WHAT TO WORK ON → In the listing below, locate the lines that hold "icon" and copy them.

EXERCISE DATA →
Start
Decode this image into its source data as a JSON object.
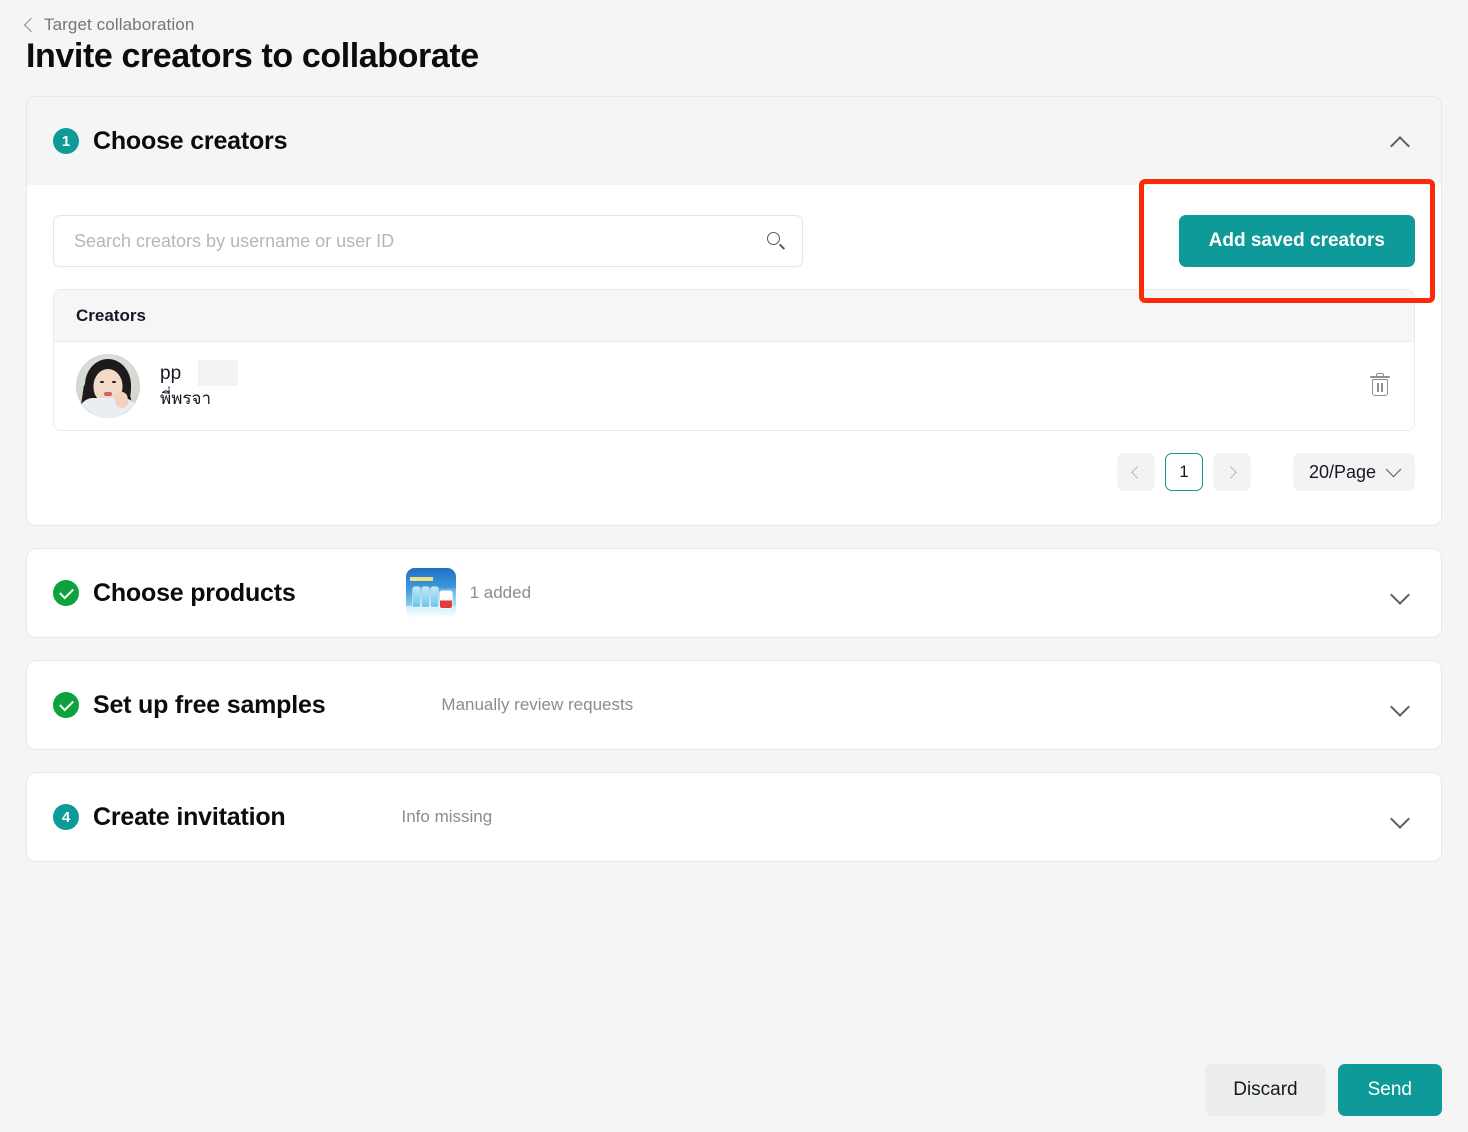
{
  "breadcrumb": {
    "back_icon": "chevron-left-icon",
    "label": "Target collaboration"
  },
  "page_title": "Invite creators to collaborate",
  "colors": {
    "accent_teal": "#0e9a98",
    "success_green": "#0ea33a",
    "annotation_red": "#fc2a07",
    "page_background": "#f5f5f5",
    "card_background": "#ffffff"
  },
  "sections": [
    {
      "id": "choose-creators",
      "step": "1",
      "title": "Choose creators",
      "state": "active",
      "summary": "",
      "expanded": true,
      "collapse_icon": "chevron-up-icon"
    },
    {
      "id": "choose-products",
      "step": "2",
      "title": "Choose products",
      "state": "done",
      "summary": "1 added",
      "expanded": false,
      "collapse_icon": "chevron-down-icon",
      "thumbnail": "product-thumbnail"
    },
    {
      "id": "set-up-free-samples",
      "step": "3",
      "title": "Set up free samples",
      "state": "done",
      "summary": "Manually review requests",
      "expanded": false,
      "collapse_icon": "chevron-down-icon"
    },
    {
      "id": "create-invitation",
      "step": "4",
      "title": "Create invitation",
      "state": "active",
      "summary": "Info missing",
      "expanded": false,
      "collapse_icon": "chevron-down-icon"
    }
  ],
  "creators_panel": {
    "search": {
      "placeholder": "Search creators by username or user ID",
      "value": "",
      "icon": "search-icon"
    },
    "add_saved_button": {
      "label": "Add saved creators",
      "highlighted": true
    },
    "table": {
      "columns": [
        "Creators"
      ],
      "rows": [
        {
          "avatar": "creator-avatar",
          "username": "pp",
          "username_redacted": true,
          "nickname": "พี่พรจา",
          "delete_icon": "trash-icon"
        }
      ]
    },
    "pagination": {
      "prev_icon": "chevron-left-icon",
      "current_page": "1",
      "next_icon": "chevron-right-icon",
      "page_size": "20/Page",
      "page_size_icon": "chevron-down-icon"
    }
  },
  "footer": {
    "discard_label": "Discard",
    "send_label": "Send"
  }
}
End
ANSWER BELOW →
    "back_icon": "chevron-left-icon",
      "collapse_icon": "chevron-up-icon"
      "collapse_icon": "chevron-down-icon",
      "collapse_icon": "chevron-down-icon"
      "collapse_icon": "chevron-down-icon"
      "icon": "search-icon"
          "delete_icon": "trash-icon"
      "prev_icon": "chevron-left-icon",
      "next_icon": "chevron-right-icon",
      "page_size_icon": "chevron-down-icon"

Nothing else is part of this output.